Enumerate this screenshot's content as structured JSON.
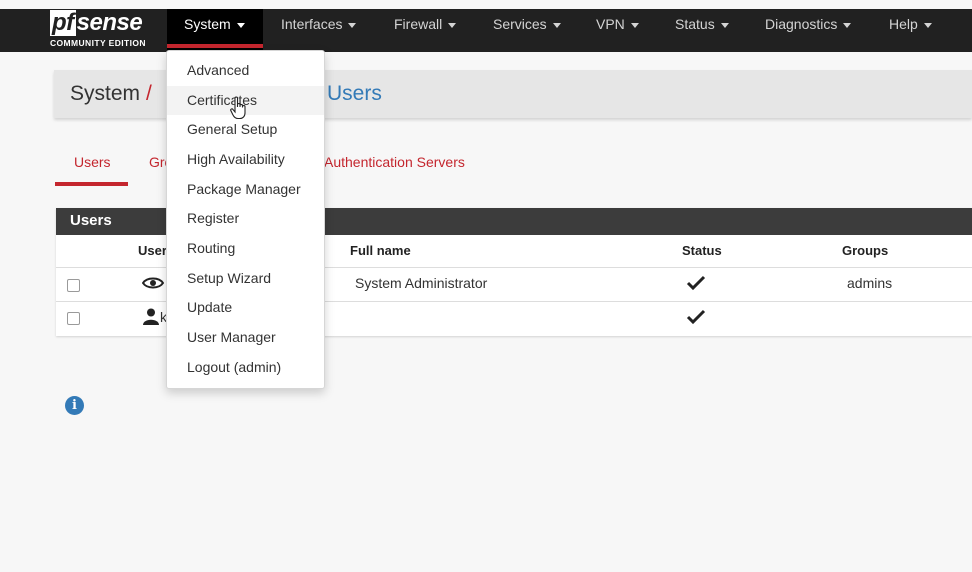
{
  "logo": {
    "word_prefix": "pf",
    "word_suffix": "sense",
    "edition": "COMMUNITY EDITION"
  },
  "nav": {
    "items": [
      {
        "label": "System",
        "active": true
      },
      {
        "label": "Interfaces"
      },
      {
        "label": "Firewall"
      },
      {
        "label": "Services"
      },
      {
        "label": "VPN"
      },
      {
        "label": "Status"
      },
      {
        "label": "Diagnostics"
      },
      {
        "label": "Help"
      }
    ]
  },
  "dropdown": {
    "items": [
      "Advanced",
      "Certificates",
      "General Setup",
      "High Availability",
      "Package Manager",
      "Register",
      "Routing",
      "Setup Wizard",
      "Update",
      "User Manager",
      "Logout (admin)"
    ],
    "hovered": "Certificates"
  },
  "breadcrumb": {
    "part1": "System",
    "separator": "/",
    "part3": "Users"
  },
  "tabs": [
    "Users",
    "Gro",
    "Authentication Servers"
  ],
  "users_panel": {
    "title": "Users",
    "columns": [
      "User",
      "Full name",
      "Status",
      "Groups"
    ],
    "rows": [
      {
        "user_icon": "eye-icon",
        "username": "",
        "full_name": "System Administrator",
        "status": "check-icon",
        "groups": "admins"
      },
      {
        "user_icon": "user-icon",
        "username": "k",
        "full_name": "",
        "status": "check-icon",
        "groups": ""
      }
    ]
  },
  "colors": {
    "navbar": "#212121",
    "accent_red": "#c4262e",
    "link_blue": "#337ab7"
  },
  "icons": {
    "info": "info-icon",
    "cursor": "hand-pointer-icon"
  }
}
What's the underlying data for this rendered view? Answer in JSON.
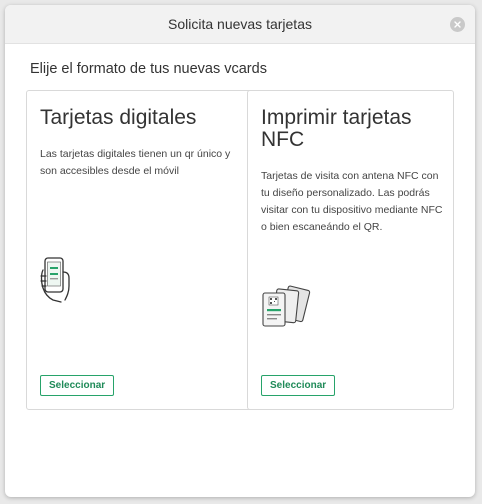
{
  "modal": {
    "title": "Solicita nuevas tarjetas",
    "close_icon": "close-icon"
  },
  "subtitle": "Elije el formato de tus nuevas vcards",
  "cards": [
    {
      "title": "Tarjetas digitales",
      "description": "Las tarjetas digitales tienen un qr único y son accesibles desde el móvil",
      "illustration_icon": "hand-holding-phone-icon",
      "button_label": "Seleccionar"
    },
    {
      "title": "Imprimir tarjetas NFC",
      "description": "Tarjetas de visita con antena NFC con tu diseño personalizado. Las podrás visitar con tu dispositivo mediante NFC o bien escaneándo el QR.",
      "illustration_icon": "nfc-cards-icon",
      "button_label": "Seleccionar"
    }
  ],
  "colors": {
    "accent": "#27a36a",
    "background": "#e9e9e9",
    "header": "#f2f2f2"
  }
}
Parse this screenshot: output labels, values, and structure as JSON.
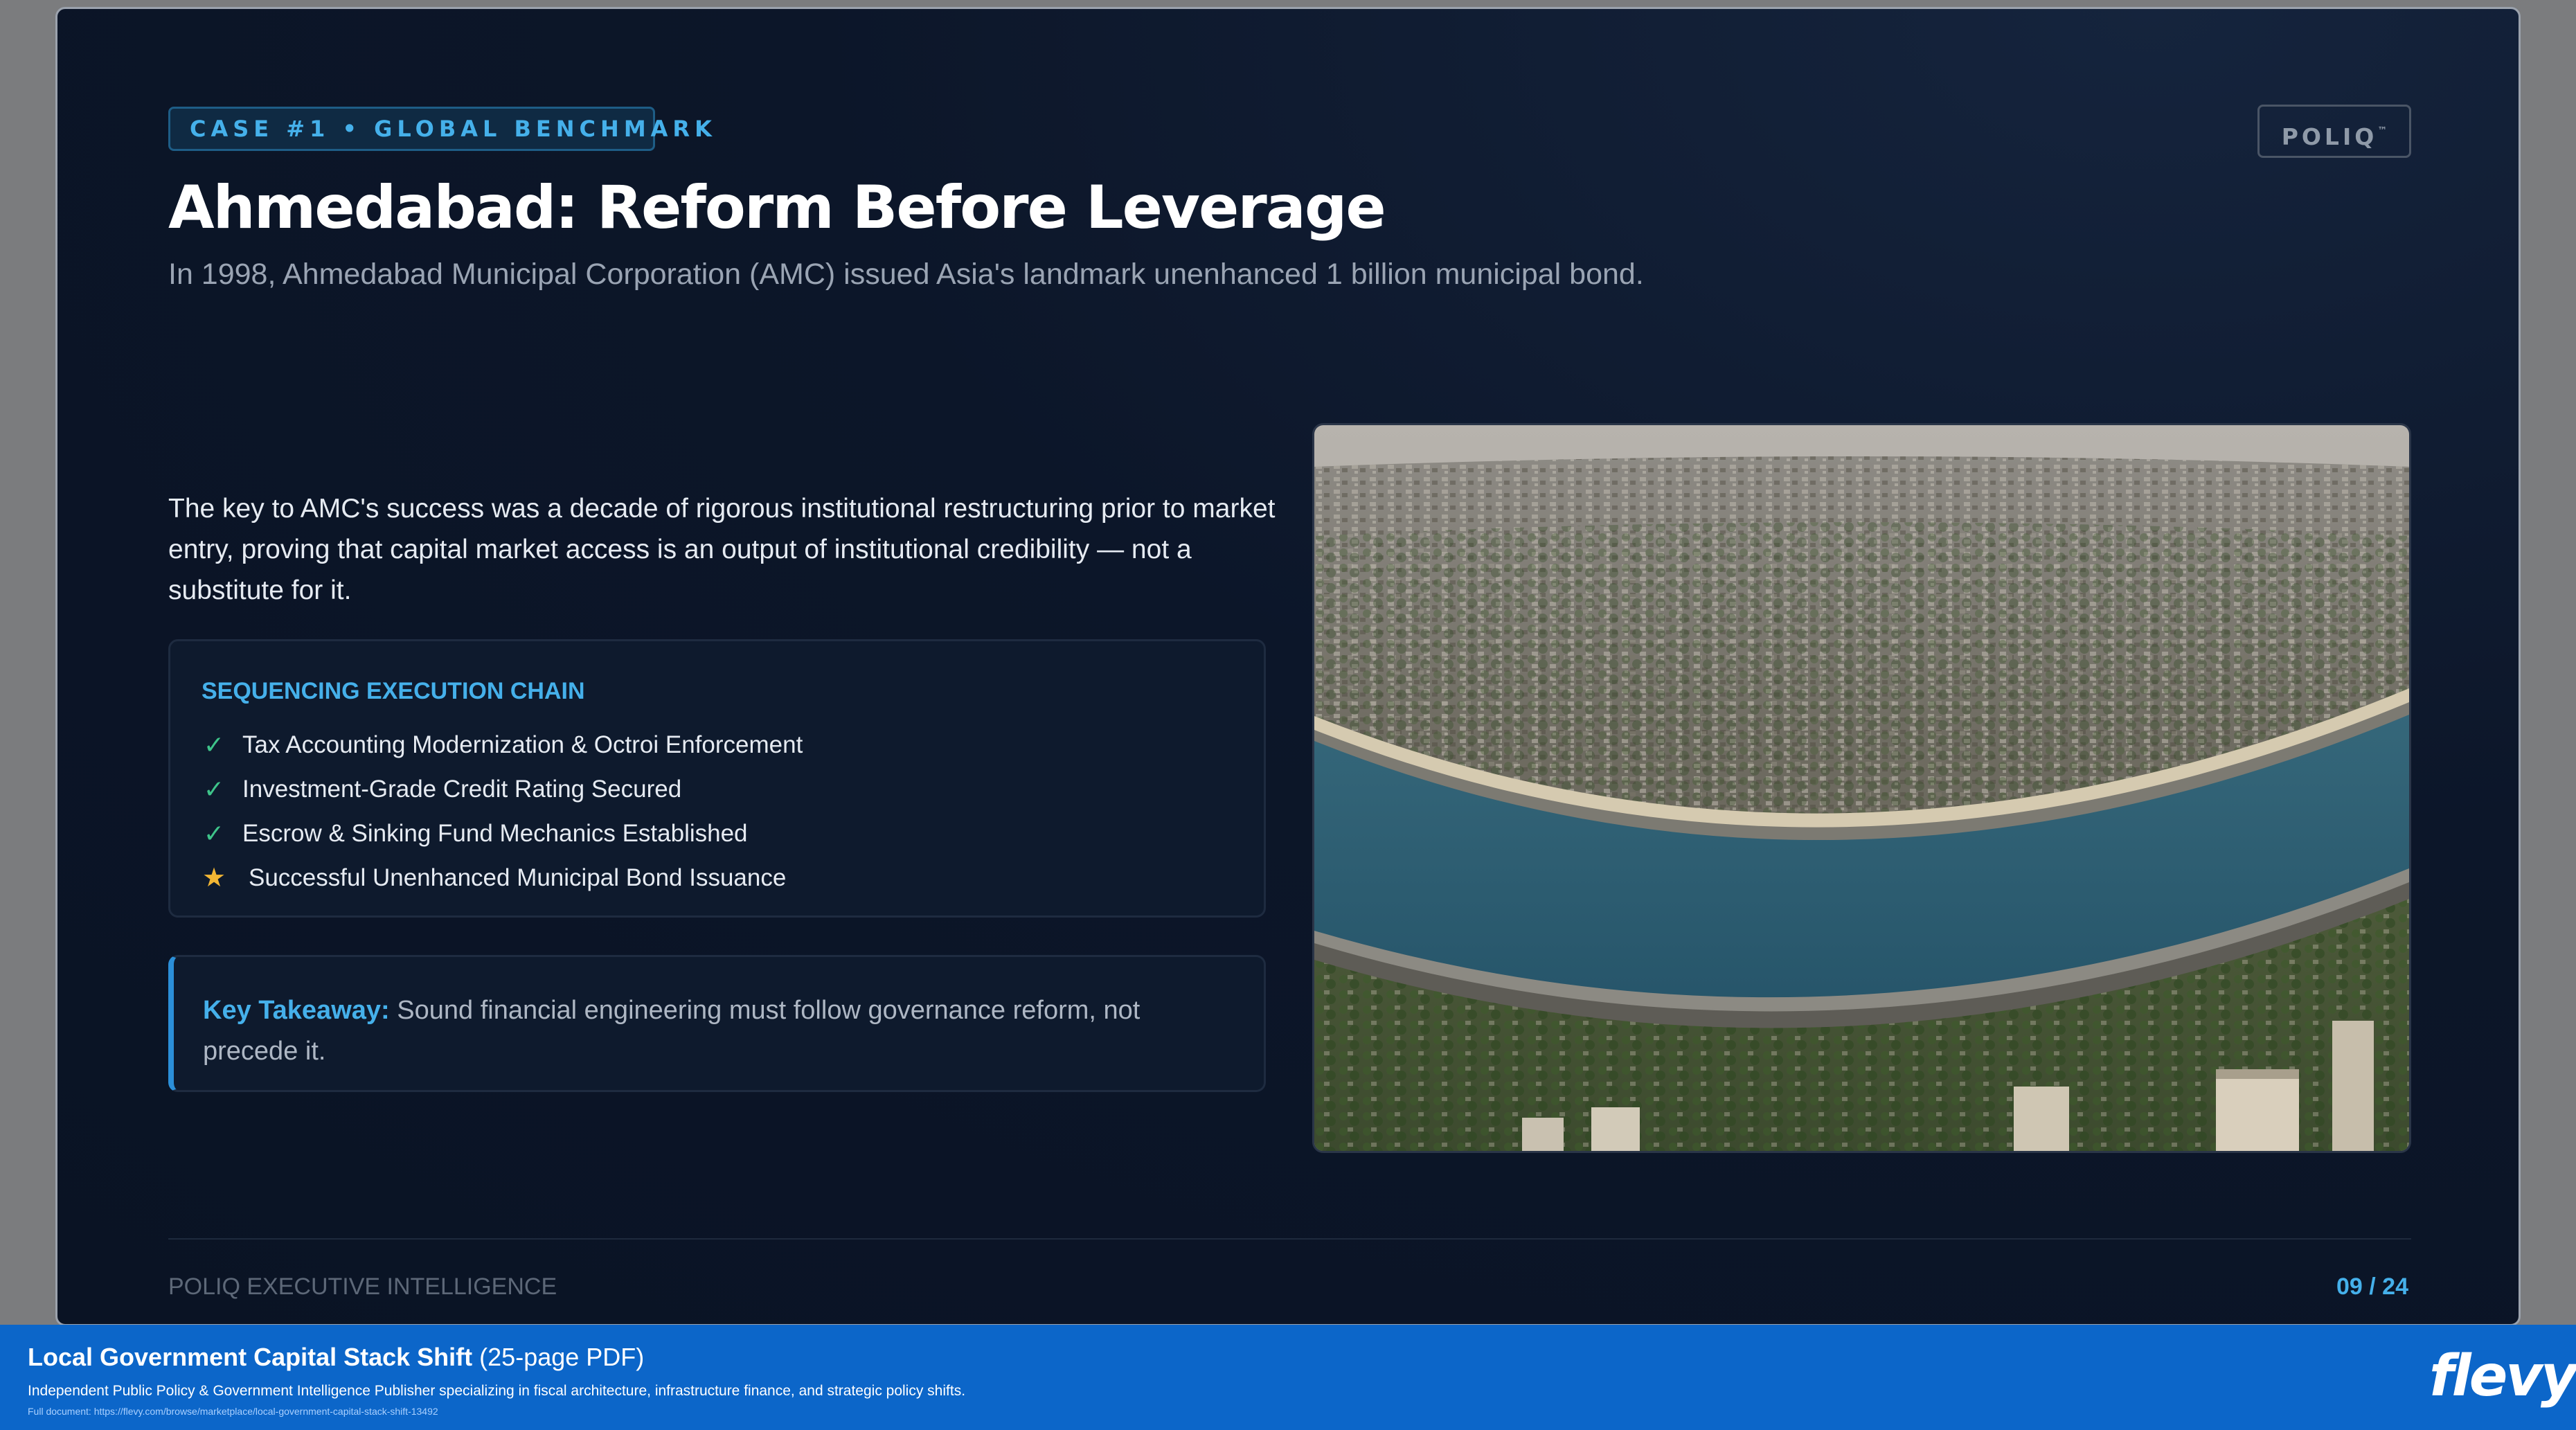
{
  "slide": {
    "case_tag": "CASE #1 • GLOBAL BENCHMARK",
    "brand": "POLIQ",
    "brand_tm": "™",
    "title": "Ahmedabad: Reform Before Leverage",
    "subtitle": "In 1998, Ahmedabad Municipal Corporation (AMC) issued Asia's landmark unenhanced 1 billion municipal bond.",
    "intro": "The key to AMC's success was a decade of rigorous institutional restructuring prior to market entry, proving that capital market access is an output of institutional credibility — not a substitute for it.",
    "chain": {
      "title": "SEQUENCING EXECUTION CHAIN",
      "items": [
        {
          "label": "Tax Accounting Modernization & Octroi Enforcement",
          "icon": "check-icon"
        },
        {
          "label": "Investment-Grade Credit Rating Secured",
          "icon": "check-icon"
        },
        {
          "label": "Escrow & Sinking Fund Mechanics Established",
          "icon": "check-icon"
        },
        {
          "label": "Successful Unenhanced Municipal Bond Issuance",
          "icon": "star-icon"
        }
      ]
    },
    "takeaway": {
      "label": "Key Takeaway:",
      "text": "Sound financial engineering must follow governance reform, not precede it."
    },
    "photo": {
      "icon": "aerial-city-river-photo"
    },
    "footer": {
      "left": "POLIQ EXECUTIVE INTELLIGENCE",
      "page": "09 / 24"
    }
  },
  "banner": {
    "title": "Local Government Capital Stack Shift",
    "pages": "(25-page PDF)",
    "description": "Independent Public Policy & Government Intelligence Publisher specializing in fiscal architecture, infrastructure finance, and strategic policy shifts.",
    "url": "Full document: https://flevy.com/browse/marketplace/local-government-capital-stack-shift-13492",
    "logo": "flevy"
  },
  "colors": {
    "slide_bg": "#0c1629",
    "accent": "#45b0ea",
    "check": "#3ec48a",
    "star": "#f2b634",
    "banner_bg": "#0c66c9"
  }
}
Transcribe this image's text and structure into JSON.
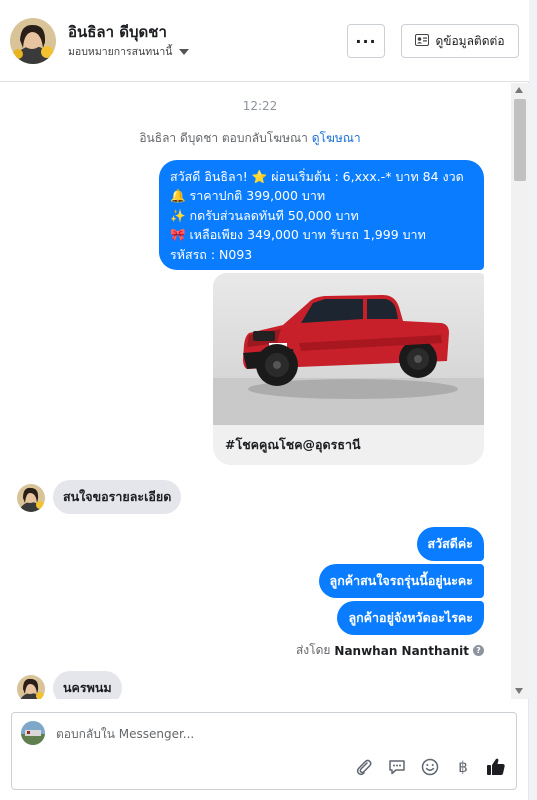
{
  "header": {
    "contact_name": "อินธิลา ดีบุดชา",
    "assign_label": "มอบหมายการสนทนานี้",
    "more_label": "···",
    "contact_button_label": "ดูข้อมูลติดต่อ"
  },
  "chat": {
    "time": "12:22",
    "reply_note_prefix": "อินธิลา ดีบุดชา ตอบกลับโฆษณา",
    "reply_note_link": "ดูโฆษณา",
    "promo_lines": [
      "สวัสดี อินธิลา! ⭐ ผ่อนเริ่มต้น : 6,xxx.-* บาท 84 งวด",
      "🔔 ราคาปกติ  399,000 บาท",
      "✨ กดรับส่วนลดทันที 50,000 บาท",
      "🎀 เหลือเพียง 349,000 บาท รับรถ 1,999 บาท",
      "รหัสรถ : N093"
    ],
    "card_caption": "#โชคคูณโชค@อุดรธานี",
    "incoming_1": "สนใจขอรายละเอียด",
    "outgoing": [
      "สวัสดีค่ะ",
      "ลูกค้าสนใจรถรุ่นนี้อยู่นะคะ",
      "ลูกค้าอยู่จังหวัดอะไรคะ"
    ],
    "sent_by_prefix": "ส่งโดย",
    "sent_by_name": "Nanwhan Nanthanit",
    "incoming_2": "นครพนม"
  },
  "composer": {
    "placeholder": "ตอบกลับใน Messenger..."
  },
  "colors": {
    "accent_blue": "#0a7cff",
    "incoming_grey": "#e4e6eb"
  },
  "icons": [
    "more-icon",
    "contact-card-icon",
    "attach-icon",
    "saved-reply-icon",
    "emoji-icon",
    "baht-icon",
    "like-icon"
  ]
}
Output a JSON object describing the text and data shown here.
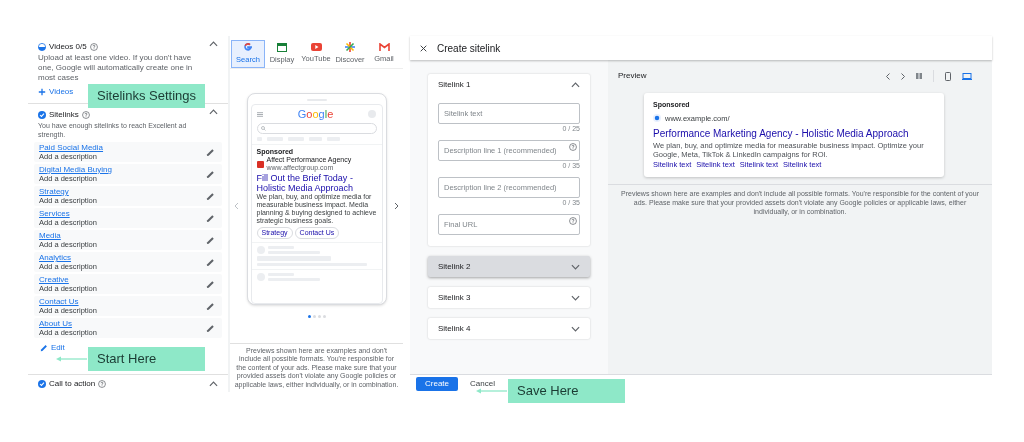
{
  "annotations": [
    {
      "kind": "label",
      "text": "Sitelinks Settings"
    },
    {
      "kind": "arrow",
      "text": "Start Here"
    },
    {
      "kind": "arrow",
      "text": "Save Here"
    }
  ],
  "asset_panel": {
    "videos": {
      "title": "Videos 0/5",
      "description": "Upload at least one video. If you don't have one, Google will automatically create one in most cases",
      "add_label": "Videos",
      "expanded": true
    },
    "sitelinks": {
      "title": "Sitelinks",
      "description": "You have enough sitelinks to reach Excellent ad strength.",
      "expanded": true,
      "edit_label": "Edit",
      "items": [
        {
          "title": "Paid Social Media",
          "description": "Add a description"
        },
        {
          "title": "Digital Media Buying",
          "description": "Add a description"
        },
        {
          "title": "Strategy",
          "description": "Add a description"
        },
        {
          "title": "Services",
          "description": "Add a description"
        },
        {
          "title": "Media",
          "description": "Add a description"
        },
        {
          "title": "Analytics",
          "description": "Add a description"
        },
        {
          "title": "Creative",
          "description": "Add a description"
        },
        {
          "title": "Contact Us",
          "description": "Add a description"
        },
        {
          "title": "About Us",
          "description": "Add a description"
        }
      ]
    },
    "call_to_action": {
      "title": "Call to action",
      "expanded": true
    }
  },
  "ad_preview": {
    "tabs": [
      {
        "kind": "search",
        "label": "Search",
        "selected": true
      },
      {
        "kind": "display",
        "label": "Display",
        "selected": false
      },
      {
        "kind": "youtube",
        "label": "YouTube",
        "selected": false
      },
      {
        "kind": "discover",
        "label": "Discover",
        "selected": false
      },
      {
        "kind": "gmail",
        "label": "Gmail",
        "selected": false
      }
    ],
    "logo": "Google",
    "ad": {
      "sponsored": "Sponsored",
      "advertiser": "Affect Performance Agency",
      "url": "www.affectgroup.com",
      "headline": "Fill Out the Brief Today - Holistic Media Approach",
      "body": "We plan, buy, and optimize media for measurable business impact. Media planning & buying designed to achieve strategic business goals.",
      "sitelinks": [
        "Strategy",
        "Contact Us"
      ]
    },
    "pages": [
      {
        "selected": true
      },
      {
        "selected": false
      },
      {
        "selected": false
      },
      {
        "selected": false
      }
    ],
    "disclaimer": "Previews shown here are examples and don't include all possible formats. You're responsible for the content of your ads. Please make sure that your provided assets don't violate any Google policies or applicable laws, either individually, or in combination."
  },
  "create_sitelink": {
    "title": "Create sitelink",
    "sitelinks": [
      {
        "title": "Sitelink 1",
        "expanded": true,
        "highlighted": false,
        "fields": [
          {
            "placeholder": "Sitelink text",
            "counter": "0 / 25",
            "help": false
          },
          {
            "placeholder": "Description line 1 (recommended)",
            "counter": "0 / 35",
            "help": true
          },
          {
            "placeholder": "Description line 2 (recommended)",
            "counter": "0 / 35",
            "help": false
          },
          {
            "placeholder": "Final URL",
            "help": true
          }
        ]
      },
      {
        "title": "Sitelink 2",
        "expanded": false,
        "highlighted": true
      },
      {
        "title": "Sitelink 3",
        "expanded": false,
        "highlighted": false
      },
      {
        "title": "Sitelink 4",
        "expanded": false,
        "highlighted": false
      }
    ],
    "buttons": [
      {
        "kind": "primary",
        "label": "Create"
      },
      {
        "kind": "text",
        "label": "Cancel"
      }
    ],
    "preview": {
      "title": "Preview",
      "devices": [
        {
          "kind": "mobile",
          "selected": false
        },
        {
          "kind": "desktop",
          "selected": true
        }
      ],
      "ad": {
        "sponsored": "Sponsored",
        "url": "www.example.com/",
        "headline": "Performance Marketing Agency - Holistic Media Approach",
        "body": "We plan, buy, and optimize media for measurable business impact. Optimize your Google, Meta, TikTok & LinkedIn campaigns for ROI.",
        "sitelinks": [
          "Sitelink text",
          "Sitelink text",
          "Sitelink text",
          "Sitelink text"
        ]
      },
      "disclaimer": "Previews shown here are examples and don't include all possible formats. You're responsible for the content of your ads. Please make sure that your provided assets don't violate any Google policies or applicable laws, either individually, or in combination."
    }
  }
}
::::::::
§ **Stated problem**
Identify the lines in the entries that hold "nuevas" and return each one.

§ **Worked solution**
    "title": "Solicita nuevas tarjetas",
  "subtitle": "Elije el formato de tus nuevas vcards",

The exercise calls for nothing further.